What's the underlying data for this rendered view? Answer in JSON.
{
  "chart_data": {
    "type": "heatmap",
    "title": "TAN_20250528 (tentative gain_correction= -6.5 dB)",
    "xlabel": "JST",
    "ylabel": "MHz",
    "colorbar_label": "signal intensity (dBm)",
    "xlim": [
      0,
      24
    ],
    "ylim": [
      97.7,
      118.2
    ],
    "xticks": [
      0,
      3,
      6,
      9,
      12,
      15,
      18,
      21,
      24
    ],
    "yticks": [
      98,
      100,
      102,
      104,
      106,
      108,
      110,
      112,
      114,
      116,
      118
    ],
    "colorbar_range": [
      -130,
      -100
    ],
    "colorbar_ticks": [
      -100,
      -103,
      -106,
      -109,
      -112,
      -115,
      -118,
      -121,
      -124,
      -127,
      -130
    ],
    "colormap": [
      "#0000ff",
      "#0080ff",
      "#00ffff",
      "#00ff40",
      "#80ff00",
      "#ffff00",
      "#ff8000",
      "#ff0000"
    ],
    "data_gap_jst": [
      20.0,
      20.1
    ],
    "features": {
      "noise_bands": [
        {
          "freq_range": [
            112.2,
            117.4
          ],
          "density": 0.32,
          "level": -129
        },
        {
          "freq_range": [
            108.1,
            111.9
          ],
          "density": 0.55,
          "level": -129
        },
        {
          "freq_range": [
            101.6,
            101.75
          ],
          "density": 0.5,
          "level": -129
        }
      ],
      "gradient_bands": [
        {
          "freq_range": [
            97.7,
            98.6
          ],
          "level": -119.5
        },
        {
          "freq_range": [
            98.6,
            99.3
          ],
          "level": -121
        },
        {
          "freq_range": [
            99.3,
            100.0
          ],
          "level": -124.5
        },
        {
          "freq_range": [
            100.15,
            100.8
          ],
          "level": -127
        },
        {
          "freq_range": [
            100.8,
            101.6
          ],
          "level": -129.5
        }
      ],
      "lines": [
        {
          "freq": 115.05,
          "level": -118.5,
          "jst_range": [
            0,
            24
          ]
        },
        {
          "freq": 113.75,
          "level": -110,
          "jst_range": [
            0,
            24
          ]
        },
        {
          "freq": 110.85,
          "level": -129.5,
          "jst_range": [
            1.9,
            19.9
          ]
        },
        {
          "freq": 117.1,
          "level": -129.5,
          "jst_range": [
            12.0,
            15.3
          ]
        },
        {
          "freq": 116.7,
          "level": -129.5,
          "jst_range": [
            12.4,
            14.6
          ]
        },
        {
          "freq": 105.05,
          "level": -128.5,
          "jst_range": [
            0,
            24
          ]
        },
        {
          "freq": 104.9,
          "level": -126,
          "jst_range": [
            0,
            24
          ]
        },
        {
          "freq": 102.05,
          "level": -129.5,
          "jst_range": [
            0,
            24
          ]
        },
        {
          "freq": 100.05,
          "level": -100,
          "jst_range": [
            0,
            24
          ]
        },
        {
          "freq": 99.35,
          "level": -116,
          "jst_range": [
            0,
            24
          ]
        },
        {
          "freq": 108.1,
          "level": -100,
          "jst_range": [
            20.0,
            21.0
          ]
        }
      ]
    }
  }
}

# # # # # # #

Short problem >> Every record should be given again exactly.

Solution to this exercise >>
What's the underlying data for this rendered view? Answer in JSON.
{
  "chart_data": {
    "type": "heatmap",
    "title": "TAN_20250528 (tentative gain_correction= -6.5 dB)",
    "xlabel": "JST",
    "ylabel": "MHz",
    "colorbar_label": "signal intensity (dBm)",
    "xlim": [
      0,
      24
    ],
    "ylim": [
      97.7,
      118.2
    ],
    "xticks": [
      0,
      3,
      6,
      9,
      12,
      15,
      18,
      21,
      24
    ],
    "yticks": [
      98,
      100,
      102,
      104,
      106,
      108,
      110,
      112,
      114,
      116,
      118
    ],
    "colorbar_range": [
      -130,
      -100
    ],
    "colorbar_ticks": [
      -100,
      -103,
      -106,
      -109,
      -112,
      -115,
      -118,
      -121,
      -124,
      -127,
      -130
    ],
    "colormap": [
      "#0000ff",
      "#0080ff",
      "#00ffff",
      "#00ff40",
      "#80ff00",
      "#ffff00",
      "#ff8000",
      "#ff0000"
    ],
    "data_gap_jst": [
      20.0,
      20.1
    ],
    "features": {
      "noise_bands": [
        {
          "freq_range": [
            112.2,
            117.4
          ],
          "density": 0.32,
          "level": -129
        },
        {
          "freq_range": [
            108.1,
            111.9
          ],
          "density": 0.55,
          "level": -129
        },
        {
          "freq_range": [
            101.6,
            101.75
          ],
          "density": 0.5,
          "level": -129
        }
      ],
      "gradient_bands": [
        {
          "freq_range": [
            97.7,
            98.6
          ],
          "level": -119.5
        },
        {
          "freq_range": [
            98.6,
            99.3
          ],
          "level": -121
        },
        {
          "freq_range": [
            99.3,
            100.0
          ],
          "level": -124.5
        },
        {
          "freq_range": [
            100.15,
            100.8
          ],
          "level": -127
        },
        {
          "freq_range": [
            100.8,
            101.6
          ],
          "level": -129.5
        }
      ],
      "lines": [
        {
          "freq": 115.05,
          "level": -118.5,
          "jst_range": [
            0,
            24
          ]
        },
        {
          "freq": 113.75,
          "level": -110,
          "jst_range": [
            0,
            24
          ]
        },
        {
          "freq": 110.85,
          "level": -129.5,
          "jst_range": [
            1.9,
            19.9
          ]
        },
        {
          "freq": 117.1,
          "level": -129.5,
          "jst_range": [
            12.0,
            15.3
          ]
        },
        {
          "freq": 116.7,
          "level": -129.5,
          "jst_range": [
            12.4,
            14.6
          ]
        },
        {
          "freq": 105.05,
          "level": -128.5,
          "jst_range": [
            0,
            24
          ]
        },
        {
          "freq": 104.9,
          "level": -126,
          "jst_range": [
            0,
            24
          ]
        },
        {
          "freq": 102.05,
          "level": -129.5,
          "jst_range": [
            0,
            24
          ]
        },
        {
          "freq": 100.05,
          "level": -100,
          "jst_range": [
            0,
            24
          ]
        },
        {
          "freq": 99.35,
          "level": -116,
          "jst_range": [
            0,
            24
          ]
        },
        {
          "freq": 108.1,
          "level": -100,
          "jst_range": [
            20.0,
            21.0
          ]
        }
      ]
    }
  }
}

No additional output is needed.